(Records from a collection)

-- BEGIN --

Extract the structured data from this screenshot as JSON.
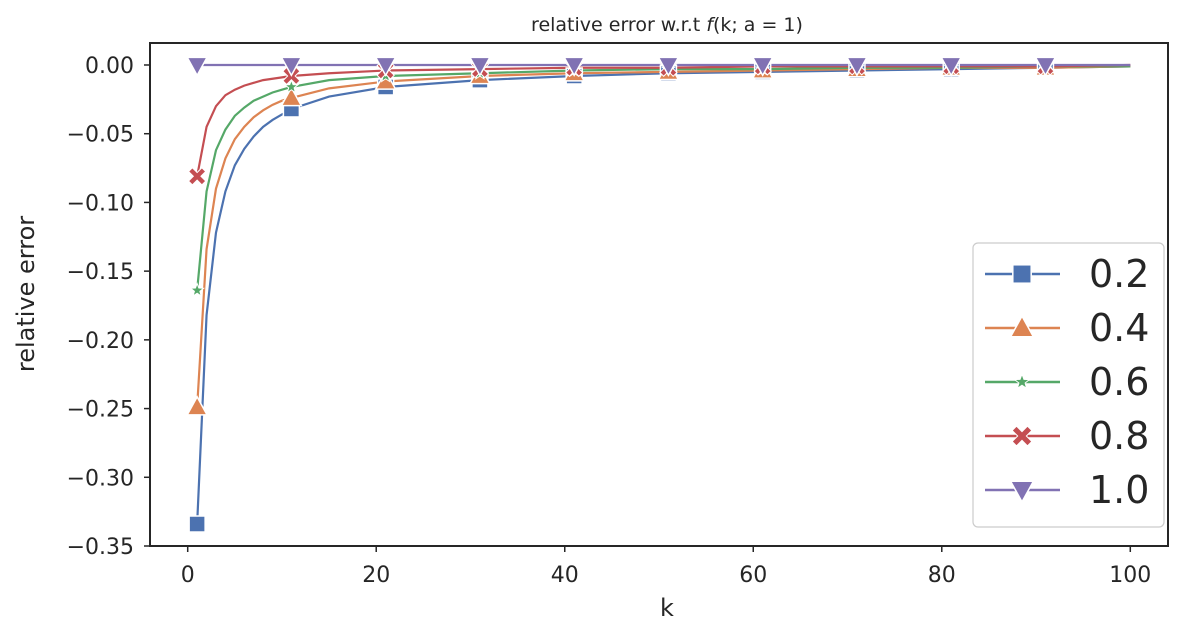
{
  "chart_data": {
    "type": "line",
    "title": "relative error w.r.t f(k; a = 1)",
    "title_parts": {
      "prefix": "relative error w.r.t ",
      "func": "f",
      "args": "(k; a = 1)"
    },
    "xlabel": "k",
    "ylabel": "relative error",
    "xlim": [
      -4,
      104
    ],
    "ylim": [
      -0.35,
      0.016
    ],
    "xticks": [
      0,
      20,
      40,
      60,
      80,
      100
    ],
    "yticks": [
      0.0,
      -0.05,
      -0.1,
      -0.15,
      -0.2,
      -0.25,
      -0.3,
      -0.35
    ],
    "xtick_labels": [
      "0",
      "20",
      "40",
      "60",
      "80",
      "100"
    ],
    "ytick_labels": [
      "0.00",
      "−0.05",
      "−0.10",
      "−0.15",
      "−0.20",
      "−0.25",
      "−0.30",
      "−0.35"
    ],
    "grid": false,
    "legend_position": "lower-right",
    "marker_k": [
      1,
      11,
      21,
      31,
      41,
      51,
      61,
      71,
      81,
      91
    ],
    "series": [
      {
        "name": "0.2",
        "color": "#4c72b0",
        "marker": "square",
        "x": [
          1,
          2,
          3,
          4,
          5,
          6,
          7,
          8,
          9,
          10,
          11,
          15,
          21,
          31,
          41,
          51,
          61,
          71,
          81,
          91,
          100
        ],
        "y": [
          -0.334,
          -0.182,
          -0.122,
          -0.092,
          -0.073,
          -0.061,
          -0.052,
          -0.045,
          -0.04,
          -0.036,
          -0.032,
          -0.023,
          -0.016,
          -0.011,
          -0.008,
          -0.006,
          -0.005,
          -0.004,
          -0.003,
          -0.002,
          -0.001
        ]
      },
      {
        "name": "0.4",
        "color": "#dd8452",
        "marker": "triangle-up",
        "x": [
          1,
          2,
          3,
          4,
          5,
          6,
          7,
          8,
          9,
          10,
          11,
          15,
          21,
          31,
          41,
          51,
          61,
          71,
          81,
          91,
          100
        ],
        "y": [
          -0.249,
          -0.134,
          -0.09,
          -0.068,
          -0.054,
          -0.045,
          -0.038,
          -0.033,
          -0.029,
          -0.026,
          -0.024,
          -0.017,
          -0.012,
          -0.008,
          -0.006,
          -0.005,
          -0.004,
          -0.003,
          -0.002,
          -0.002,
          -0.001
        ]
      },
      {
        "name": "0.6",
        "color": "#55a868",
        "marker": "star",
        "x": [
          1,
          2,
          3,
          4,
          5,
          6,
          7,
          8,
          9,
          10,
          11,
          15,
          21,
          31,
          41,
          51,
          61,
          71,
          81,
          91,
          100
        ],
        "y": [
          -0.164,
          -0.092,
          -0.062,
          -0.047,
          -0.037,
          -0.031,
          -0.026,
          -0.023,
          -0.02,
          -0.018,
          -0.016,
          -0.011,
          -0.008,
          -0.006,
          -0.004,
          -0.003,
          -0.003,
          -0.002,
          -0.002,
          -0.001,
          -0.001
        ]
      },
      {
        "name": "0.8",
        "color": "#c44e52",
        "marker": "x",
        "x": [
          1,
          2,
          3,
          4,
          5,
          6,
          7,
          8,
          9,
          10,
          11,
          15,
          21,
          31,
          41,
          51,
          61,
          71,
          81,
          91,
          100
        ],
        "y": [
          -0.081,
          -0.045,
          -0.03,
          -0.022,
          -0.018,
          -0.015,
          -0.013,
          -0.011,
          -0.01,
          -0.009,
          -0.008,
          -0.006,
          -0.004,
          -0.003,
          -0.002,
          -0.002,
          -0.001,
          -0.001,
          -0.001,
          -0.001,
          0.0
        ]
      },
      {
        "name": "1.0",
        "color": "#8172b3",
        "marker": "triangle-down",
        "x": [
          1,
          100
        ],
        "y": [
          0.0,
          0.0
        ]
      }
    ]
  }
}
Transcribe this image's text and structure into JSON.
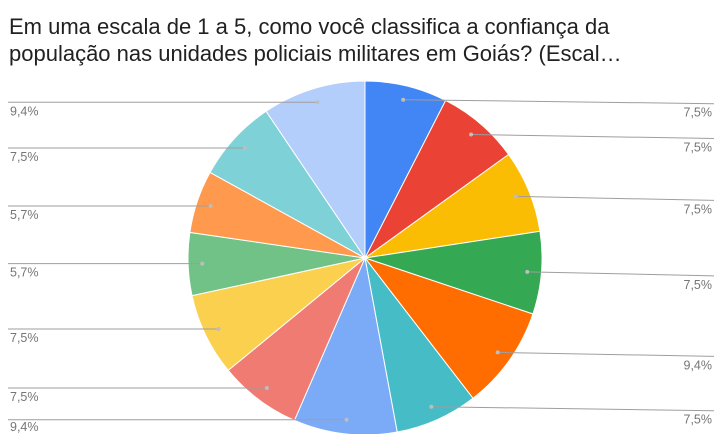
{
  "chart_data": {
    "type": "pie",
    "title": [
      "Em uma escala de 1 a 5, como você classifica a confiança da",
      "população nas unidades policiais militares em Goiás? (Escal…"
    ],
    "values": [
      7.5,
      7.5,
      7.5,
      7.5,
      9.4,
      7.5,
      9.4,
      7.5,
      7.5,
      5.7,
      5.7,
      7.5,
      9.4
    ],
    "value_labels": [
      "7,5%",
      "7,5%",
      "7,5%",
      "7,5%",
      "9,4%",
      "7,5%",
      "9,4%",
      "7,5%",
      "7,5%",
      "5,7%",
      "5,7%",
      "7,5%",
      "9,4%"
    ],
    "colors": [
      "#4285f4",
      "#ea4335",
      "#fbbc04",
      "#34a853",
      "#ff6d01",
      "#46bdc6",
      "#7baaf7",
      "#f07b72",
      "#fcd04f",
      "#71c287",
      "#ff994d",
      "#7ed1d7",
      "#b3cefb"
    ]
  }
}
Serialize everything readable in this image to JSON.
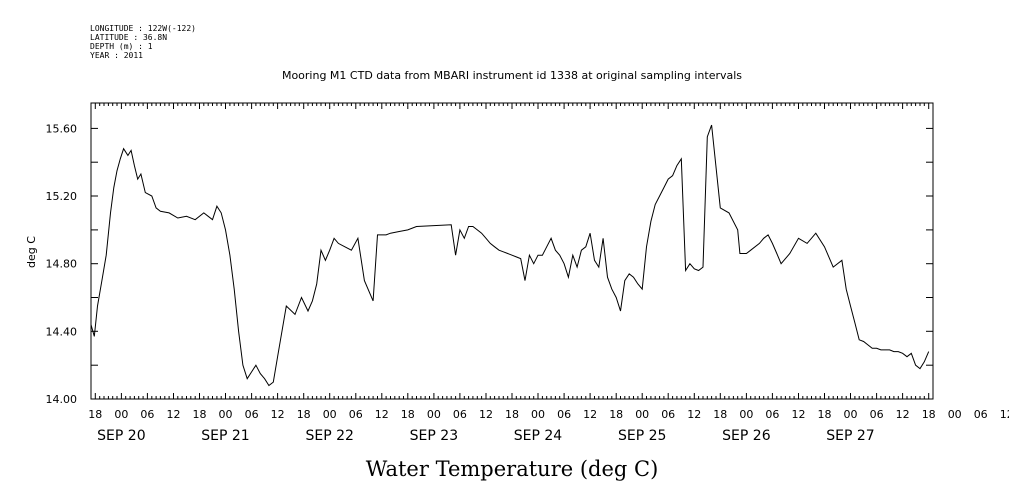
{
  "header": {
    "lines": [
      "LONGITUDE : 122W(-122)",
      "LATITUDE : 36.8N",
      "DEPTH (m) : 1",
      "YEAR : 2011"
    ],
    "title": "Mooring M1 CTD data from MBARI instrument id 1338 at original sampling intervals"
  },
  "chart_data": {
    "type": "line",
    "title": "Mooring M1 CTD data from MBARI instrument id 1338 at original sampling intervals",
    "xlabel": "Water Temperature (deg C)",
    "ylabel": "deg C",
    "ylim": [
      14.0,
      15.75
    ],
    "y_ticks": [
      "14.00",
      "14.40",
      "14.80",
      "15.20",
      "15.60"
    ],
    "xlim": [
      "2011-09-19 17:00",
      "2011-09-27 19:00"
    ],
    "x_hour_labels": [
      "18",
      "00",
      "06",
      "12",
      "18",
      "00",
      "06",
      "12",
      "18",
      "00",
      "06",
      "12",
      "18",
      "00",
      "06",
      "12",
      "18",
      "00",
      "06",
      "12",
      "18",
      "00",
      "06",
      "12",
      "18",
      "00",
      "06",
      "12",
      "18",
      "00",
      "06",
      "12",
      "18",
      "00",
      "06",
      "12"
    ],
    "x_day_labels": [
      "SEP 20",
      "SEP 21",
      "SEP 22",
      "SEP 23",
      "SEP 24",
      "SEP 25",
      "SEP 26",
      "SEP 27"
    ],
    "grid": false,
    "legend": "none",
    "line_color": "#000000",
    "series": [
      {
        "x": [
          "2011-09-19 17:00",
          "2011-09-19 17:45",
          "2011-09-19 18:30",
          "2011-09-19 19:30",
          "2011-09-19 20:30",
          "2011-09-19 21:30",
          "2011-09-19 22:15",
          "2011-09-19 23:00",
          "2011-09-19 23:45",
          "2011-09-20 00:30",
          "2011-09-20 01:30",
          "2011-09-20 02:15",
          "2011-09-20 03:00",
          "2011-09-20 03:45",
          "2011-09-20 04:30",
          "2011-09-20 05:30",
          "2011-09-20 07:00",
          "2011-09-20 08:00",
          "2011-09-20 09:00",
          "2011-09-20 11:00",
          "2011-09-20 13:00",
          "2011-09-20 15:00",
          "2011-09-20 17:00",
          "2011-09-20 19:00",
          "2011-09-20 20:00",
          "2011-09-20 21:00",
          "2011-09-20 22:00",
          "2011-09-20 23:00",
          "2011-09-21 00:00",
          "2011-09-21 01:00",
          "2011-09-21 02:00",
          "2011-09-21 03:00",
          "2011-09-21 04:00",
          "2011-09-21 05:00",
          "2011-09-21 06:00",
          "2011-09-21 07:00",
          "2011-09-21 08:00",
          "2011-09-21 09:00",
          "2011-09-21 10:00",
          "2011-09-21 11:00",
          "2011-09-21 12:00",
          "2011-09-21 14:00",
          "2011-09-21 16:00",
          "2011-09-21 17:30",
          "2011-09-21 19:00",
          "2011-09-21 20:00",
          "2011-09-21 21:00",
          "2011-09-21 22:00",
          "2011-09-21 23:00",
          "2011-09-22 00:00",
          "2011-09-22 01:00",
          "2011-09-22 02:00",
          "2011-09-22 03:30",
          "2011-09-22 05:00",
          "2011-09-22 06:30",
          "2011-09-22 08:00",
          "2011-09-22 10:00",
          "2011-09-22 11:00",
          "2011-09-22 12:00",
          "2011-09-22 13:00",
          "2011-09-22 14:00",
          "2011-09-22 16:00",
          "2011-09-22 18:00",
          "2011-09-22 20:00",
          "2011-09-23 04:00",
          "2011-09-23 05:00",
          "2011-09-23 06:00",
          "2011-09-23 07:00",
          "2011-09-23 08:00",
          "2011-09-23 09:00",
          "2011-09-23 10:00",
          "2011-09-23 11:00",
          "2011-09-23 12:00",
          "2011-09-23 13:00",
          "2011-09-23 14:00",
          "2011-09-23 15:00",
          "2011-09-23 16:00",
          "2011-09-23 17:00",
          "2011-09-23 18:00",
          "2011-09-23 19:00",
          "2011-09-23 20:00",
          "2011-09-23 21:00",
          "2011-09-23 22:00",
          "2011-09-23 23:00",
          "2011-09-24 00:00",
          "2011-09-24 01:00",
          "2011-09-24 02:00",
          "2011-09-24 03:00",
          "2011-09-24 04:00",
          "2011-09-24 05:00",
          "2011-09-24 06:00",
          "2011-09-24 07:00",
          "2011-09-24 08:00",
          "2011-09-24 09:00",
          "2011-09-24 10:00",
          "2011-09-24 11:00",
          "2011-09-24 12:00",
          "2011-09-24 13:00",
          "2011-09-24 14:00",
          "2011-09-24 15:00",
          "2011-09-24 16:00",
          "2011-09-24 17:00",
          "2011-09-24 18:00",
          "2011-09-24 19:00",
          "2011-09-24 20:00",
          "2011-09-24 21:00",
          "2011-09-24 22:00",
          "2011-09-24 23:00",
          "2011-09-25 00:00",
          "2011-09-25 01:00",
          "2011-09-25 02:00",
          "2011-09-25 03:00",
          "2011-09-25 04:00",
          "2011-09-25 05:00",
          "2011-09-25 06:00",
          "2011-09-25 07:00",
          "2011-09-25 08:00",
          "2011-09-25 09:00",
          "2011-09-25 10:00",
          "2011-09-25 11:00",
          "2011-09-25 12:00",
          "2011-09-25 13:00",
          "2011-09-25 14:00",
          "2011-09-25 15:00",
          "2011-09-25 16:00",
          "2011-09-25 18:00",
          "2011-09-25 20:00",
          "2011-09-25 22:00",
          "2011-09-25 22:30",
          "2011-09-26 00:00",
          "2011-09-26 01:00",
          "2011-09-26 03:00",
          "2011-09-26 04:00",
          "2011-09-26 05:00",
          "2011-09-26 06:00",
          "2011-09-26 07:00",
          "2011-09-26 08:00",
          "2011-09-26 10:00",
          "2011-09-26 12:00",
          "2011-09-26 14:00",
          "2011-09-26 16:00",
          "2011-09-26 18:00",
          "2011-09-26 20:00",
          "2011-09-26 22:00",
          "2011-09-26 23:00",
          "2011-09-27 00:00",
          "2011-09-27 01:00",
          "2011-09-27 02:00",
          "2011-09-27 03:00",
          "2011-09-27 04:00",
          "2011-09-27 05:00",
          "2011-09-27 06:00",
          "2011-09-27 07:00",
          "2011-09-27 08:00",
          "2011-09-27 09:00",
          "2011-09-27 10:00",
          "2011-09-27 11:00",
          "2011-09-27 12:00",
          "2011-09-27 13:00",
          "2011-09-27 14:00",
          "2011-09-27 15:00",
          "2011-09-27 16:00",
          "2011-09-27 17:00",
          "2011-09-27 18:00"
        ],
        "y": [
          14.44,
          14.37,
          14.55,
          14.7,
          14.85,
          15.1,
          15.25,
          15.35,
          15.42,
          15.48,
          15.44,
          15.47,
          15.38,
          15.3,
          15.33,
          15.22,
          15.2,
          15.13,
          15.11,
          15.1,
          15.07,
          15.08,
          15.06,
          15.1,
          15.08,
          15.06,
          15.14,
          15.1,
          15.0,
          14.85,
          14.65,
          14.4,
          14.2,
          14.12,
          14.16,
          14.2,
          14.15,
          14.12,
          14.08,
          14.1,
          14.25,
          14.55,
          14.5,
          14.6,
          14.52,
          14.58,
          14.68,
          14.88,
          14.82,
          14.88,
          14.95,
          14.92,
          14.9,
          14.88,
          14.95,
          14.7,
          14.58,
          14.97,
          14.97,
          14.97,
          14.98,
          14.99,
          15.0,
          15.02,
          15.03,
          14.85,
          15.0,
          14.95,
          15.02,
          15.02,
          15.0,
          14.98,
          14.95,
          14.92,
          14.9,
          14.88,
          14.87,
          14.86,
          14.85,
          14.84,
          14.83,
          14.7,
          14.85,
          14.8,
          14.85,
          14.85,
          14.9,
          14.95,
          14.88,
          14.85,
          14.8,
          14.72,
          14.85,
          14.78,
          14.88,
          14.9,
          14.98,
          14.82,
          14.78,
          14.95,
          14.72,
          14.65,
          14.6,
          14.52,
          14.7,
          14.74,
          14.72,
          14.68,
          14.65,
          14.9,
          15.05,
          15.15,
          15.2,
          15.25,
          15.3,
          15.32,
          15.38,
          15.42,
          14.76,
          14.8,
          14.77,
          14.76,
          14.78,
          15.55,
          15.62,
          15.13,
          15.1,
          15.0,
          14.86,
          14.86,
          14.88,
          14.92,
          14.95,
          14.97,
          14.92,
          14.86,
          14.8,
          14.86,
          14.95,
          14.92,
          14.98,
          14.9,
          14.78,
          14.82,
          14.65,
          14.55,
          14.45,
          14.35,
          14.34,
          14.32,
          14.3,
          14.3,
          14.29,
          14.29,
          14.29,
          14.28,
          14.28,
          14.27,
          14.25,
          14.27,
          14.2,
          14.18,
          14.22,
          14.28
        ]
      }
    ]
  }
}
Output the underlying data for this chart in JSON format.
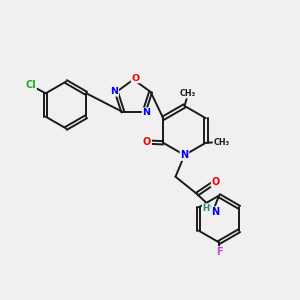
{
  "bg_color": "#f0f0f0",
  "bond_color": "#1a1a1a",
  "atom_colors": {
    "N": "#0000ee",
    "O": "#ee0000",
    "Cl": "#22aa22",
    "F": "#cc44cc",
    "H": "#228888",
    "C": "#1a1a1a"
  },
  "fig_width": 3.0,
  "fig_height": 3.0,
  "dpi": 100,
  "lw": 1.4
}
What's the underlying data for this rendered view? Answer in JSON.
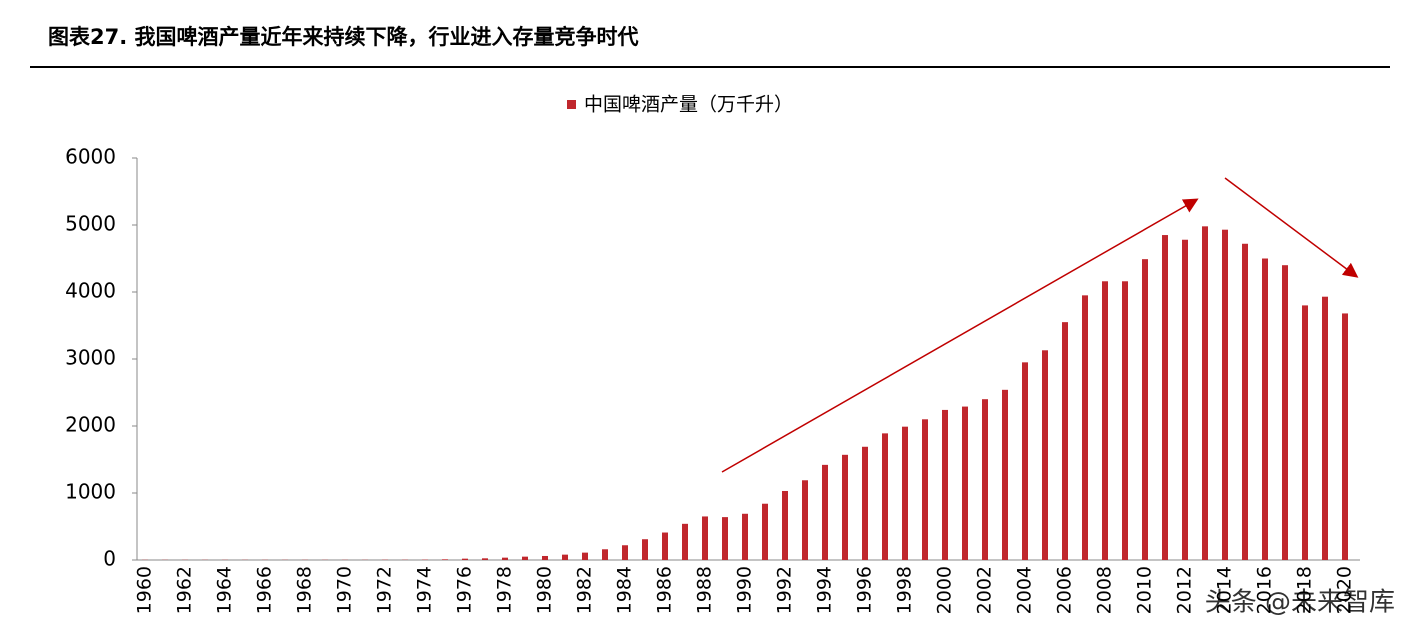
{
  "chart_data": {
    "type": "bar",
    "title": "图表27.  我国啤酒产量近年来持续下降，行业进入存量竞争时代",
    "series": [
      {
        "name": "中国啤酒产量（万千升）",
        "color": "#c0272d",
        "values": [
          3,
          3,
          3,
          3,
          3,
          3,
          3,
          3,
          3,
          3,
          3,
          3,
          4,
          4,
          5,
          10,
          20,
          25,
          35,
          50,
          60,
          80,
          110,
          160,
          220,
          310,
          410,
          540,
          650,
          640,
          690,
          840,
          1030,
          1190,
          1420,
          1570,
          1690,
          1890,
          1990,
          2100,
          2240,
          2290,
          2400,
          2540,
          2950,
          3130,
          3550,
          3950,
          4160,
          4160,
          4490,
          4850,
          4780,
          4980,
          4930,
          4720,
          4500,
          4400,
          3800,
          3930,
          3680
        ]
      }
    ],
    "categories": [
      "1960",
      null,
      "1962",
      null,
      "1964",
      null,
      "1966",
      null,
      "1968",
      null,
      "1970",
      null,
      "1972",
      null,
      "1974",
      null,
      "1976",
      null,
      "1978",
      null,
      "1980",
      null,
      "1982",
      null,
      "1984",
      null,
      "1986",
      null,
      "1988",
      null,
      "1990",
      null,
      "1992",
      null,
      "1994",
      null,
      "1996",
      null,
      "1998",
      null,
      "2000",
      null,
      "2002",
      null,
      "2004",
      null,
      "2006",
      null,
      "2008",
      null,
      "2010",
      null,
      "2012",
      null,
      "2014",
      null,
      "2016",
      null,
      "2018",
      null,
      "2020"
    ],
    "ylim": [
      0,
      6000
    ],
    "yticks": [
      0,
      1000,
      2000,
      3000,
      4000,
      5000,
      6000
    ],
    "watermark": "头条 @未来智库"
  }
}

-- END --

▸ WHAT THE TASK ASKS
Look above for every line with the word "this" and copy it.

▸ CORRECT RESULT
Extract the structured data from this screenshot as JSON.
Transcribe this image's text and structure into JSON.
Serialize everything readable in this image to JSON.
Output the underlying data for this chart in JSON format.
What's the underlying data for this rendered view? Answer in JSON.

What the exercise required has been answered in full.